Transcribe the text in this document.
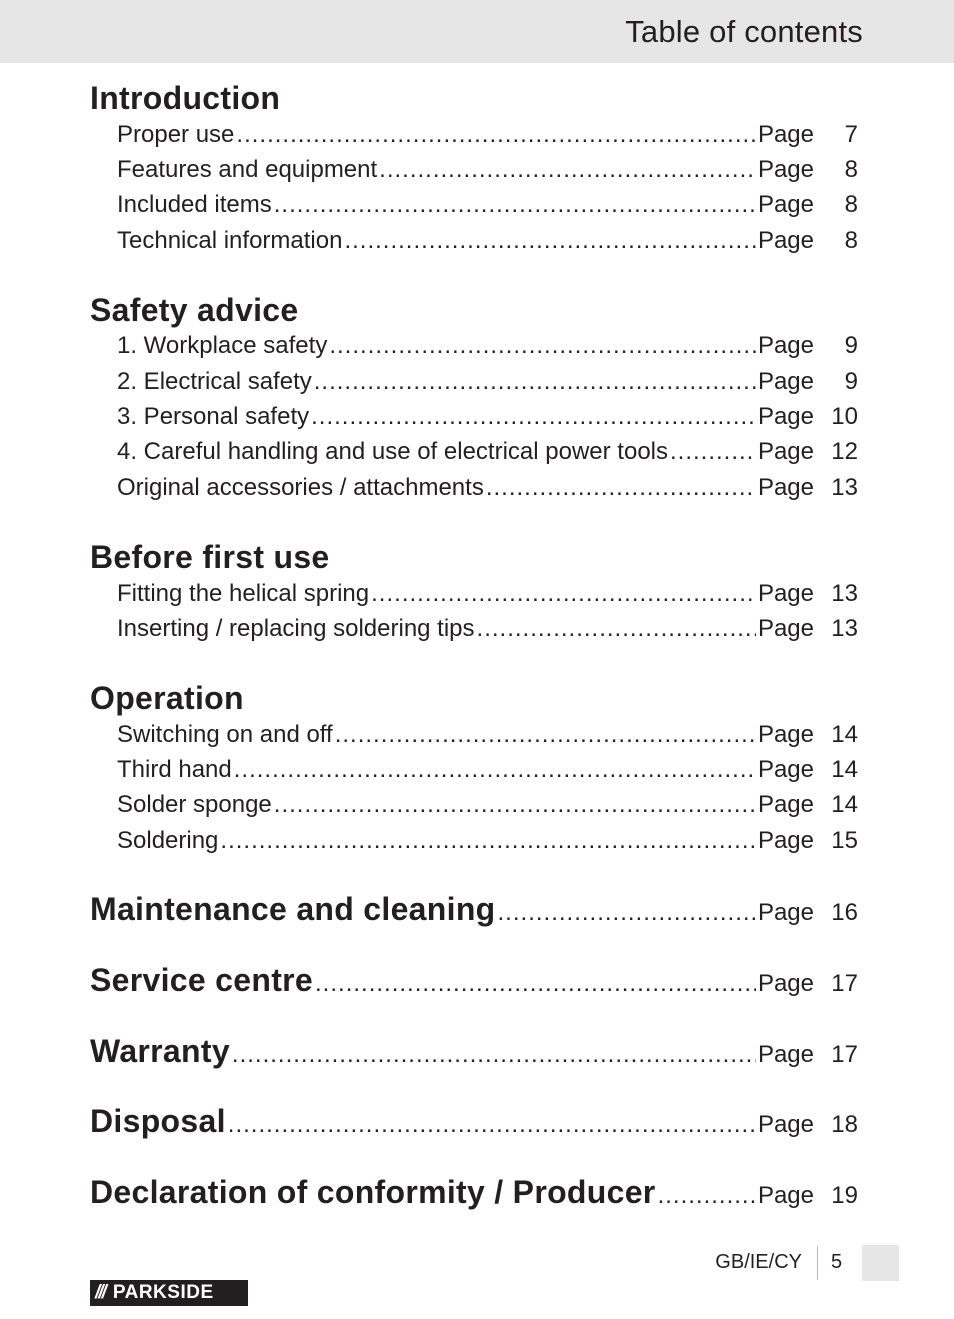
Table of contents
Introduction
Proper use .....	Page	7
Features and equipment .....	Page	8
Included items .....	Page	8
Technical information .....	Page	8
Safety advice
1. Workplace safety .....	Page	9
2. Electrical safety .....	Page	9
3. Personal safety .....	Page 10
4. Careful handling and use of electrical power tools .....	Page 12
Original accessories / attachments .....	Page 13
Before first use
Fitting the helical spring .....	Page 13
Inserting / replacing soldering tips .....	Page 13
Operation
Switching on and off .....	Page 14
Third hand .....	Page 14
Solder sponge .....	Page 14
Soldering .....	Page 15
Maintenance and cleaning .....	Page 16
Service centre .....	Page 17
Warranty .....	Page 17
Disposal .....	Page 18
Declaration of conformity / Producer .....	Page 19
/// PARKSIDE
GB/IE/CY 5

Problem description: Repeat all the data as it stands, dropping any images it holds.

Task answer:
Transcribe the text in this document.
Table of contents
Introduction
Proper use .....	Page	7
Features and equipment .....	Page	8
Included items .....	Page	8
Technical information .....	Page	8
Safety advice
1. Workplace safety .....	Page	9
2. Electrical safety .....	Page	9
3. Personal safety .....	Page 10
4. Careful handling and use of electrical power tools .....	Page 12
Original accessories / attachments .....	Page 13
Before first use
Fitting the helical spring .....	Page 13
Inserting / replacing soldering tips .....	Page 13
Operation
Switching on and off .....	Page 14
Third hand .....	Page 14
Solder sponge .....	Page 14
Soldering .....	Page 15
Maintenance and cleaning .....	Page 16
Service centre .....	Page 17
Warranty .....	Page 17
Disposal .....	Page 18
Declaration of conformity / Producer .....	Page 19
/// PARKSIDE
GB/IE/CY 5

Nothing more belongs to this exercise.